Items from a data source

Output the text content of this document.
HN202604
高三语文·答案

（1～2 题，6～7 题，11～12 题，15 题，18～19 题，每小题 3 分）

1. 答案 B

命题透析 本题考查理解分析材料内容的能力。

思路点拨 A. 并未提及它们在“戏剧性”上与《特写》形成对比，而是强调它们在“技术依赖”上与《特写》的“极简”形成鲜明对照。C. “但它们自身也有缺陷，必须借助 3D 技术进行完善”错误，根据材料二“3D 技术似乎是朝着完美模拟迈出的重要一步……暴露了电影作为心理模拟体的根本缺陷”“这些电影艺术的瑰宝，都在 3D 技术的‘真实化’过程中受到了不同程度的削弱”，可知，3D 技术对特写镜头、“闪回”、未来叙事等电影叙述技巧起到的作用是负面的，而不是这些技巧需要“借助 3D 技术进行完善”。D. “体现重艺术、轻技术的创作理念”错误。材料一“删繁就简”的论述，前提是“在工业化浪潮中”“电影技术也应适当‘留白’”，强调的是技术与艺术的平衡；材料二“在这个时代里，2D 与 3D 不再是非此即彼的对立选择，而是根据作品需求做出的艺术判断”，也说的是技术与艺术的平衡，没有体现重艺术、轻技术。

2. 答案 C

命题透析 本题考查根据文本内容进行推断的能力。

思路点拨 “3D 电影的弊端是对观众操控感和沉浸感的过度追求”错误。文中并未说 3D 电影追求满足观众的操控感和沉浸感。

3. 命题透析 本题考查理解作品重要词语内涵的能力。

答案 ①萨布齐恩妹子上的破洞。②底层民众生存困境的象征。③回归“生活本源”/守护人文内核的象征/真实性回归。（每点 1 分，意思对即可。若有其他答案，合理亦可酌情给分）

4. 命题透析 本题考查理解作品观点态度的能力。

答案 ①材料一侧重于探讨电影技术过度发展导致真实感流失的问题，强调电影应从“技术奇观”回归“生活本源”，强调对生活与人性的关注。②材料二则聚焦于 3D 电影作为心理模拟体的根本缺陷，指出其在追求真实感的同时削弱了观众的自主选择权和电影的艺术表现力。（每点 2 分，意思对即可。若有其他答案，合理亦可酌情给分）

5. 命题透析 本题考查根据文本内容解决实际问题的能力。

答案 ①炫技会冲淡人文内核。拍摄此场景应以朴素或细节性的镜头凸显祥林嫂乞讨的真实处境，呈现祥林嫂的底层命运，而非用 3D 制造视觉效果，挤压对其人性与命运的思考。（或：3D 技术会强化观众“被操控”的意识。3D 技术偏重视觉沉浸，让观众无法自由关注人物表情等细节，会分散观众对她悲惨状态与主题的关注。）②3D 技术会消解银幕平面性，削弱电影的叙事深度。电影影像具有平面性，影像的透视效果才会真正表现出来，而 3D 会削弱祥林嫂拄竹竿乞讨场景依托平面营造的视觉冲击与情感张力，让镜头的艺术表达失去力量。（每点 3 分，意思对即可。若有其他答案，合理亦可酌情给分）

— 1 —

◆ JOB
Would you write down every record again, exactly?

◆ ANSWER TO THIS PROBLEM
Output the text content of this document.
HN202604
高三语文·答案

（1～2 题，6～7 题，11～12 题，15 题，18～19 题，每小题 3 分）

1. 答案 B

命题透析 本题考查理解分析材料内容的能力。

思路点拨 A. 并未提及它们在“戏剧性”上与《特写》形成对比，而是强调它们在“技术依赖”上与《特写》的“极简”形成鲜明对照。C. “但它们自身也有缺陷，必须借助 3D 技术进行完善”错误，根据材料二“3D 技术似乎是朝着完美模拟迈出的重要一步……暴露了电影作为心理模拟体的根本缺陷”“这些电影艺术的瑰宝，都在 3D 技术的‘真实化’过程中受到了不同程度的削弱”，可知，3D 技术对特写镜头、“闪回”、未来叙事等电影叙述技巧起到的作用是负面的，而不是这些技巧需要“借助 3D 技术进行完善”。D. “体现重艺术、轻技术的创作理念”错误。材料一“删繁就简”的论述，前提是“在工业化浪潮中”“电影技术也应适当‘留白’”，强调的是技术与艺术的平衡；材料二“在这个时代里，2D 与 3D 不再是非此即彼的对立选择，而是根据作品需求做出的艺术判断”，也说的是技术与艺术的平衡，没有体现重艺术、轻技术。

2. 答案 C

命题透析 本题考查根据文本内容进行推断的能力。

思路点拨 “3D 电影的弊端是对观众操控感和沉浸感的过度追求”错误。文中并未说 3D 电影追求满足观众的操控感和沉浸感。

3. 命题透析 本题考查理解作品重要词语内涵的能力。

答案 ①萨布齐恩妹子上的破洞。②底层民众生存困境的象征。③回归“生活本源”/守护人文内核的象征/真实性回归。（每点 1 分，意思对即可。若有其他答案，合理亦可酌情给分）

4. 命题透析 本题考查理解作品观点态度的能力。

答案 ①材料一侧重于探讨电影技术过度发展导致真实感流失的问题，强调电影应从“技术奇观”回归“生活本源”，强调对生活与人性的关注。②材料二则聚焦于 3D 电影作为心理模拟体的根本缺陷，指出其在追求真实感的同时削弱了观众的自主选择权和电影的艺术表现力。（每点 2 分，意思对即可。若有其他答案，合理亦可酌情给分）

5. 命题透析 本题考查根据文本内容解决实际问题的能力。

答案 ①炫技会冲淡人文内核。拍摄此场景应以朴素或细节性的镜头凸显祥林嫂乞讨的真实处境，呈现祥林嫂的底层命运，而非用 3D 制造视觉效果，挤压对其人性与命运的思考。（或：3D 技术会强化观众“被操控”的意识。3D 技术偏重视觉沉浸，让观众无法自由关注人物表情等细节，会分散观众对她悲惨状态与主题的关注。）②3D 技术会消解银幕平面性，削弱电影的叙事深度。电影影像具有平面性，影像的透视效果才会真正表现出来，而 3D 会削弱祥林嫂拄竹竿乞讨场景依托平面营造的视觉冲击与情感张力，让镜头的艺术表达失去力量。（每点 3 分，意思对即可。若有其他答案，合理亦可酌情给分）

— 1 —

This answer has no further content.